_WRITTEN EXERCISE 1_.
Print the patch description from "The usual join" to "about the upperbounds.".
_WRITTEN EXERCISE 2_.
Summarize the patch description in two sentences.

From 738a751d175b381cb0e9b39caf7b3f3a71a8e1c9 Mon Sep 17 00:00:00 2001
From: Sungkeun Cho <scho@fb.com>
Date: Thu, 26 Sep 2019 04:03:39 -0700
Subject: [PATCH] [cost] Add eval mode for cost substitution

Summary:
This diff adds an eval mode for the substitutions of the cost results, in order to avoid precision
loss by joining two symbols.

The usual join of two different symbolic values, `s1` and `s2`, becomes top due to the limitation of
our domain.  On the other hand, in the new eval mode, it returns an upperbound `s1+s2`, because the
cost values only care about the upperbounds.

Reviewed By: ezgicicek

Differential Revision: D17573400

fbshipit-source-id: 2c84743d5
---
 infer/src/bufferoverrun/arrayBlk.ml           | 10 +++---
 .../bufferoverrun/bufferOverrunSemantics.ml   | 31 +++++++++++++------
 infer/src/checkers/cost.ml                    |  3 +-
 infer/src/checkers/cost.mli                   |  2 +-
 .../java/performance/ListTest.java            | 24 ++++++++++++++
 .../codetoanalyze/java/performance/issues.exp |  8 +++--
 6 files changed, 59 insertions(+), 19 deletions(-)

Element boundary records:

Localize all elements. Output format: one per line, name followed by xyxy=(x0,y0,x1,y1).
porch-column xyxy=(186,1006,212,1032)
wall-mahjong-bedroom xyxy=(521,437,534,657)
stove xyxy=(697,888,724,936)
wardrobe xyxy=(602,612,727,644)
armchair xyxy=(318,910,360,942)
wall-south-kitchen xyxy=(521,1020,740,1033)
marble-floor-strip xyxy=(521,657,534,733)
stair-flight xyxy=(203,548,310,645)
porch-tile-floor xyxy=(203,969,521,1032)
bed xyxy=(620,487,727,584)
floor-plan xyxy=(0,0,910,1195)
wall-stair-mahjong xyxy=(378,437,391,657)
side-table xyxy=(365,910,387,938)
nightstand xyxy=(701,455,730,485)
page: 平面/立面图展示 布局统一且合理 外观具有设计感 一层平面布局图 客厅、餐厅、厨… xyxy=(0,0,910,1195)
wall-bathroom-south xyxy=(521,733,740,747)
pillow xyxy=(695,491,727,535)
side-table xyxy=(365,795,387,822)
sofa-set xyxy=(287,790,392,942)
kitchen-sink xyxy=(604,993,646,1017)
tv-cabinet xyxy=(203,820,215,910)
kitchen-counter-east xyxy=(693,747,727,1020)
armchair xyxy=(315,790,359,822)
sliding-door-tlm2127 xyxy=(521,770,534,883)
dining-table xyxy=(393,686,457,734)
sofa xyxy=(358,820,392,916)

_WRITTEN ANSWER 1_.
The usual join of two different symbolic values, `s1` and `s2`, becomes top due to the limitation of
our domain.  On the other hand, in the new eval mode, it returns an upperbound `s1+s2`, because the
cost values only care about the upperbounds.

_WRITTEN ANSWER 2_.
The patch adds an eval mode for substituting cost results so that joining two symbols does not cause precision loss. Whereas the usual join of two different symbolic values becomes top because of the domain's limitation, the new mode returns the upper bound `s1+s2`, since cost values only care about upper bounds.